**The task**
Report how many lines below contain the word "Atlas", and give only that number.

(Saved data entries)
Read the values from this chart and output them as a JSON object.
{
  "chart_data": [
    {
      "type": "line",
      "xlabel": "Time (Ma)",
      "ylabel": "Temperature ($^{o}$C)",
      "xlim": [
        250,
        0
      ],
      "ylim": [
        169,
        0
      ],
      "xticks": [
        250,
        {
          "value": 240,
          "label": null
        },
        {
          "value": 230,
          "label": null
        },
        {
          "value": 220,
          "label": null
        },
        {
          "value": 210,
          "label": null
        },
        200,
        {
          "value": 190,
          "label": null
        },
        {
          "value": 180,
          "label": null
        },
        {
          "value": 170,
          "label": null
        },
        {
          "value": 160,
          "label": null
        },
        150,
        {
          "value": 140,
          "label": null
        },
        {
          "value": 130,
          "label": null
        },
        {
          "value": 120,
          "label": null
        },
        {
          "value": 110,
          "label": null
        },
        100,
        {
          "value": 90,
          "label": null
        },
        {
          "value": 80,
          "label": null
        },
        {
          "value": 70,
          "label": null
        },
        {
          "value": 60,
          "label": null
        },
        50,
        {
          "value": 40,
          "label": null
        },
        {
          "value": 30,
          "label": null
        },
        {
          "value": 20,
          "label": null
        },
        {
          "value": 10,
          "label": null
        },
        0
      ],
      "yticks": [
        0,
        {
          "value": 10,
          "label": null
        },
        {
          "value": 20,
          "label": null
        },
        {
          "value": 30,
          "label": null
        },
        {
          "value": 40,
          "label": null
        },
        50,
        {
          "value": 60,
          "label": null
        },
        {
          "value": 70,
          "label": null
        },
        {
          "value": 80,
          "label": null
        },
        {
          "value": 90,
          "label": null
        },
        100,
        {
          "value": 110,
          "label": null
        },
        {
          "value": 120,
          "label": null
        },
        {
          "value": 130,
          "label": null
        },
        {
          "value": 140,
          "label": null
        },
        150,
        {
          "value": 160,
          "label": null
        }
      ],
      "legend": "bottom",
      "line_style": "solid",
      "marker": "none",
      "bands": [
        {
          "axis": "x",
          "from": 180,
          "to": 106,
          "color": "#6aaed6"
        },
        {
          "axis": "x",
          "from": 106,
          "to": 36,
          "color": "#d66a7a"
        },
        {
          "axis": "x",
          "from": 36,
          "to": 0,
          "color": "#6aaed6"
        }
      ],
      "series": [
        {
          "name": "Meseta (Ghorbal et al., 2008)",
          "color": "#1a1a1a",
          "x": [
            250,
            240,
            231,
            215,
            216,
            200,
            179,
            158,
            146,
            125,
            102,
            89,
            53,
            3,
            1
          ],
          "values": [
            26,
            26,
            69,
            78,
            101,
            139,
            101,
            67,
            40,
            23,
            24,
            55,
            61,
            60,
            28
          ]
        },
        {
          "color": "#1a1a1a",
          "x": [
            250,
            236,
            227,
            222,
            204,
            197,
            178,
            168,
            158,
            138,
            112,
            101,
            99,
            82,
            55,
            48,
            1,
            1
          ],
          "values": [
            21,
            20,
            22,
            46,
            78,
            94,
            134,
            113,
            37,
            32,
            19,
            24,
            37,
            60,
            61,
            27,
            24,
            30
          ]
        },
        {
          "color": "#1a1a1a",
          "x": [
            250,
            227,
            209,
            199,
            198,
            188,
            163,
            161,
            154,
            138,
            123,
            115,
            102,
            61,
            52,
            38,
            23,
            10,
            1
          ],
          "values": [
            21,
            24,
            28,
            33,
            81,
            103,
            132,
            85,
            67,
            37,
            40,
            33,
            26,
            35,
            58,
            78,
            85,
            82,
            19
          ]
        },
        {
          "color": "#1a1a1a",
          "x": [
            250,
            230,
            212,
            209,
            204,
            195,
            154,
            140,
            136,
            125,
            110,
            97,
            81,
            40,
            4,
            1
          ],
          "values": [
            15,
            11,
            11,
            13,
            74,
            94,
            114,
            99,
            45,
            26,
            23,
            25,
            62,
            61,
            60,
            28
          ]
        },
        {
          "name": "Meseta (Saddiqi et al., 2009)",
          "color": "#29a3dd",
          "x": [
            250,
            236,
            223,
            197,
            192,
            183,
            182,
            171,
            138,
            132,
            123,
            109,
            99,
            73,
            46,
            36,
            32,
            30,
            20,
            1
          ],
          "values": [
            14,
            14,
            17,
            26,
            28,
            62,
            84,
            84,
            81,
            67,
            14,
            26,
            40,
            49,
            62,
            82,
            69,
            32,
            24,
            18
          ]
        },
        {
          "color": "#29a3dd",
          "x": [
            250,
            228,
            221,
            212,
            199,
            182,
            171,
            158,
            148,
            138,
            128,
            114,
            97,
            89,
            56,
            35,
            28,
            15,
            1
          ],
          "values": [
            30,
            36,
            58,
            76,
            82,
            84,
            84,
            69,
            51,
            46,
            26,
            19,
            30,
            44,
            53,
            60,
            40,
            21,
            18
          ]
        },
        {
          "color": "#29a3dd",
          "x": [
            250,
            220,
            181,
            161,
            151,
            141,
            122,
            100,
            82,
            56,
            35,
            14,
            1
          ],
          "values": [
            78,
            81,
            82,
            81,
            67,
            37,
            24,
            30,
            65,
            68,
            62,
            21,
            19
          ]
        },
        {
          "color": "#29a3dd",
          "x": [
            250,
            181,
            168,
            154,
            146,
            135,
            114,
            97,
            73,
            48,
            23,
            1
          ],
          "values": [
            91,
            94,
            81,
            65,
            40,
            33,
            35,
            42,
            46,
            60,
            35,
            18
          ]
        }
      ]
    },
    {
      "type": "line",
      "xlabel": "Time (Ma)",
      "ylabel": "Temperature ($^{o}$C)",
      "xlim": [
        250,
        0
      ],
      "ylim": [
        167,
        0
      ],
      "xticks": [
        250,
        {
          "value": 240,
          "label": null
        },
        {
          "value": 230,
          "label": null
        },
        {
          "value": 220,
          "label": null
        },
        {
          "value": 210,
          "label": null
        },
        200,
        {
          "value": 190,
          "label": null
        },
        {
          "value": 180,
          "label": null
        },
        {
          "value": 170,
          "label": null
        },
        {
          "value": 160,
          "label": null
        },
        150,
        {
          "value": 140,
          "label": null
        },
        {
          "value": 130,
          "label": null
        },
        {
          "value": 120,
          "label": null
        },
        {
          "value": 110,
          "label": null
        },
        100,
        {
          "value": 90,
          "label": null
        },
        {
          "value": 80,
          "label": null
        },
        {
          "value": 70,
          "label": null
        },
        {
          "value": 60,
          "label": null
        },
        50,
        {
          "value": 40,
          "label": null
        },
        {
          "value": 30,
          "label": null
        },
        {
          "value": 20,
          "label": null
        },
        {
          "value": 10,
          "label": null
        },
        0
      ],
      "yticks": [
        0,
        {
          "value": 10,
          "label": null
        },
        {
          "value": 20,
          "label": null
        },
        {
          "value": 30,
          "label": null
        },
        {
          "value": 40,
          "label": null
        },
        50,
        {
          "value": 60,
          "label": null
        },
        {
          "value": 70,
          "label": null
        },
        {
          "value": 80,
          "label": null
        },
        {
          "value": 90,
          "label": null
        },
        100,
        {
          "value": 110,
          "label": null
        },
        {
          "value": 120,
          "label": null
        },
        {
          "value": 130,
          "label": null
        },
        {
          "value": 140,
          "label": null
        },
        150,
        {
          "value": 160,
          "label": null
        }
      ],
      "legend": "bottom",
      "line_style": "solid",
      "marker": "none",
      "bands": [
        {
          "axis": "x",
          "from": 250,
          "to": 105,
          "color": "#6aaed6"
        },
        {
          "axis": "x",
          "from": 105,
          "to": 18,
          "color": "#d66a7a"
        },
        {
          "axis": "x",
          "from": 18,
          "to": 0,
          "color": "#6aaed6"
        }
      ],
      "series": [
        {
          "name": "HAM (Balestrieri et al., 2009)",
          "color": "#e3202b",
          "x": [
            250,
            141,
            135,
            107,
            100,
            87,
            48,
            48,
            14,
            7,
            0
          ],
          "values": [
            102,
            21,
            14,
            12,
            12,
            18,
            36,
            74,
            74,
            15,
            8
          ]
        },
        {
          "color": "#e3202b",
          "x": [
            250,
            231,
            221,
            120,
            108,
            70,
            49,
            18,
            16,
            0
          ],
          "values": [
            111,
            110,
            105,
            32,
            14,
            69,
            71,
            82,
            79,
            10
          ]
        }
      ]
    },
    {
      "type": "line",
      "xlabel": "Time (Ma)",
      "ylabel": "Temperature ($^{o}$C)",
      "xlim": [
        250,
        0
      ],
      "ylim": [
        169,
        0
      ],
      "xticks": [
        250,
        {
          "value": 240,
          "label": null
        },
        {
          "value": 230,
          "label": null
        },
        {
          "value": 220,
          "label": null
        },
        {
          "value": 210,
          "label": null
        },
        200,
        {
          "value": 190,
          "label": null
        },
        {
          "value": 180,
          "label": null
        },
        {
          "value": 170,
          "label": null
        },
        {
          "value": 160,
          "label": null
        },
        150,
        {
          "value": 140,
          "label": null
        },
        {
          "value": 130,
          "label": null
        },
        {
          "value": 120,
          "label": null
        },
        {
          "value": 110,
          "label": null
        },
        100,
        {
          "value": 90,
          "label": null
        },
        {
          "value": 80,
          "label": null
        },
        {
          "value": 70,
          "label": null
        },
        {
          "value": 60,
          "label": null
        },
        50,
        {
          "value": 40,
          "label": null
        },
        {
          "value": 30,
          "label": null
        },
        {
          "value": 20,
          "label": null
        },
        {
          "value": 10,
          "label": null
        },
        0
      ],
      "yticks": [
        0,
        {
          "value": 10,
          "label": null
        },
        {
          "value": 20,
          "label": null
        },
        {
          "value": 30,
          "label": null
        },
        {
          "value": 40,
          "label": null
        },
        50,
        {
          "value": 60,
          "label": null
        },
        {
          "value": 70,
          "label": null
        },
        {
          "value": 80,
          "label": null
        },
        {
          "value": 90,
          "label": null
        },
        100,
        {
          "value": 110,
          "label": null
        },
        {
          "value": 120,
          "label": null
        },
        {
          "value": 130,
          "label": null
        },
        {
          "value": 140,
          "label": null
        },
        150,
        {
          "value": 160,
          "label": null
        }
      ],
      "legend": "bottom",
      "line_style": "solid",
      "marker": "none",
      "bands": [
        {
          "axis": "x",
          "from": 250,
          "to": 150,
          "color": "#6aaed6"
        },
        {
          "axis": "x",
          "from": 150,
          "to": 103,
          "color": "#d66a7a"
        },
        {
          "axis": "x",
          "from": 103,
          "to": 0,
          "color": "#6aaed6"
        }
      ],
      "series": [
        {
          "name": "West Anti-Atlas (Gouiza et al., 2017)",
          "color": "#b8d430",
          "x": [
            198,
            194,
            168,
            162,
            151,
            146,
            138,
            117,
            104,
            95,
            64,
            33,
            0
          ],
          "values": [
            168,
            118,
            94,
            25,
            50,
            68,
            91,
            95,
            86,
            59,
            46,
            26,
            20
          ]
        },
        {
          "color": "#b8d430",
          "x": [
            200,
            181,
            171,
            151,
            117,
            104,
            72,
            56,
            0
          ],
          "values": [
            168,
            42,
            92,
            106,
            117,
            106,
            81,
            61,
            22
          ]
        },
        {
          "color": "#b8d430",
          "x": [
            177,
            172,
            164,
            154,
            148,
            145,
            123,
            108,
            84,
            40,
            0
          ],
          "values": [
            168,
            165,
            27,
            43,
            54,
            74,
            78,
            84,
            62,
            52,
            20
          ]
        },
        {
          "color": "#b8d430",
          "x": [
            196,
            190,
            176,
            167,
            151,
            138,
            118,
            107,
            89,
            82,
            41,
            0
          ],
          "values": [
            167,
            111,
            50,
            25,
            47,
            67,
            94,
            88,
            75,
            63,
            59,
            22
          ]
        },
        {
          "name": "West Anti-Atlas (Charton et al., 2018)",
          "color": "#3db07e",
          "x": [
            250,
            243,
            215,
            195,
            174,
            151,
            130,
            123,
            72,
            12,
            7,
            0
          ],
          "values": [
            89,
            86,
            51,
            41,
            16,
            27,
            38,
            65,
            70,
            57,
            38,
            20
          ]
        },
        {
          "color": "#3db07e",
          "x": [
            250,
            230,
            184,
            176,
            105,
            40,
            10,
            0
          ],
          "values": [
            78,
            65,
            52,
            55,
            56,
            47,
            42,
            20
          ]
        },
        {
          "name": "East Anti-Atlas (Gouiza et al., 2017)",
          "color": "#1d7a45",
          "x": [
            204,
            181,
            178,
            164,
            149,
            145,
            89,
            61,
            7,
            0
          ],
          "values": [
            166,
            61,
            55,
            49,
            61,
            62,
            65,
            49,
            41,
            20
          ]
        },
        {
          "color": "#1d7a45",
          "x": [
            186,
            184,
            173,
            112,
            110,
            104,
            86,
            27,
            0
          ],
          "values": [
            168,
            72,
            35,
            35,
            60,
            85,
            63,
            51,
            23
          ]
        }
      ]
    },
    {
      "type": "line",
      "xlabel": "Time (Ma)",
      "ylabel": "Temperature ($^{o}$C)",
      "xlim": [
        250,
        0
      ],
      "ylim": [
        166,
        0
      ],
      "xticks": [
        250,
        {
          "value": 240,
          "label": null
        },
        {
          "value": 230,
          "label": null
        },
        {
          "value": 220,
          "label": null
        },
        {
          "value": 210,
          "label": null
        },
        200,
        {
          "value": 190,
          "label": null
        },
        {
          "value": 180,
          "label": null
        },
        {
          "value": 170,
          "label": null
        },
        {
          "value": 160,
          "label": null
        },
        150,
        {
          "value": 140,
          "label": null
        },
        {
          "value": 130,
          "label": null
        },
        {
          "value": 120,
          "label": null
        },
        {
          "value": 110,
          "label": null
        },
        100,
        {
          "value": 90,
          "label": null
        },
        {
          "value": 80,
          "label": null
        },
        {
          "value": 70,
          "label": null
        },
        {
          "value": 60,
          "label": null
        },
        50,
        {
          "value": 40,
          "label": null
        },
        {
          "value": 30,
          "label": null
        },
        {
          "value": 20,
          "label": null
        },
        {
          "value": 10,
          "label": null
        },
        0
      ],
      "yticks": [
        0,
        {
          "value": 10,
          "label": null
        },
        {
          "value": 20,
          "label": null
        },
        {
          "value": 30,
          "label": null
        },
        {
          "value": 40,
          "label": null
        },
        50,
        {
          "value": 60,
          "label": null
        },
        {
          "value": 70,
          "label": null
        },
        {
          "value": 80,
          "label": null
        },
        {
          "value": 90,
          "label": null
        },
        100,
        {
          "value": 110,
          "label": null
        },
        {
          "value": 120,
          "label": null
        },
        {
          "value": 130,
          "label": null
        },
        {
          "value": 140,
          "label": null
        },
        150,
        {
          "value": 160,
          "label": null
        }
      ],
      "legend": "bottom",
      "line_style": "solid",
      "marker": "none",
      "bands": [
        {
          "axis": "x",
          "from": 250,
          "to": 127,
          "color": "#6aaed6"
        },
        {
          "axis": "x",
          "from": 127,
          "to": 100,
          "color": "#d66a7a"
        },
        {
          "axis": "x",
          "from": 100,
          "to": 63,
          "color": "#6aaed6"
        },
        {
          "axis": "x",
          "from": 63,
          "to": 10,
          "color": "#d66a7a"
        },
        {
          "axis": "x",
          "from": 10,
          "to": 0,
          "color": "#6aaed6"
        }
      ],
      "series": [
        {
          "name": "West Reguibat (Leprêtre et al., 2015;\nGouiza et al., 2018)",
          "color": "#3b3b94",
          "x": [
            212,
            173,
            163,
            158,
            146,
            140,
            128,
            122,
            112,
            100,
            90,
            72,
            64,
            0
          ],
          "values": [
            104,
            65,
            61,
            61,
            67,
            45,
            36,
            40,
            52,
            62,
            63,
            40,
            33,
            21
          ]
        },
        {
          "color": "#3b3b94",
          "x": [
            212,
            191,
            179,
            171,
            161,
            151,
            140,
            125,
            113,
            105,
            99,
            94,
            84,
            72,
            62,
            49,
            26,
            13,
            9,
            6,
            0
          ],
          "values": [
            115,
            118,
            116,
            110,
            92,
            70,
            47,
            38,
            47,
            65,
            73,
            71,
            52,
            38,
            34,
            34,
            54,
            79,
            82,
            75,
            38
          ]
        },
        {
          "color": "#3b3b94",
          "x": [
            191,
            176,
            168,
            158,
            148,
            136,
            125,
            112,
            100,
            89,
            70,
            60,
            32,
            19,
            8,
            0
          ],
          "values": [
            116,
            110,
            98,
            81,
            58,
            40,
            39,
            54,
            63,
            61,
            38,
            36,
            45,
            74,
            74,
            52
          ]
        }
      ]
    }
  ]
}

**Result for this exercise**
3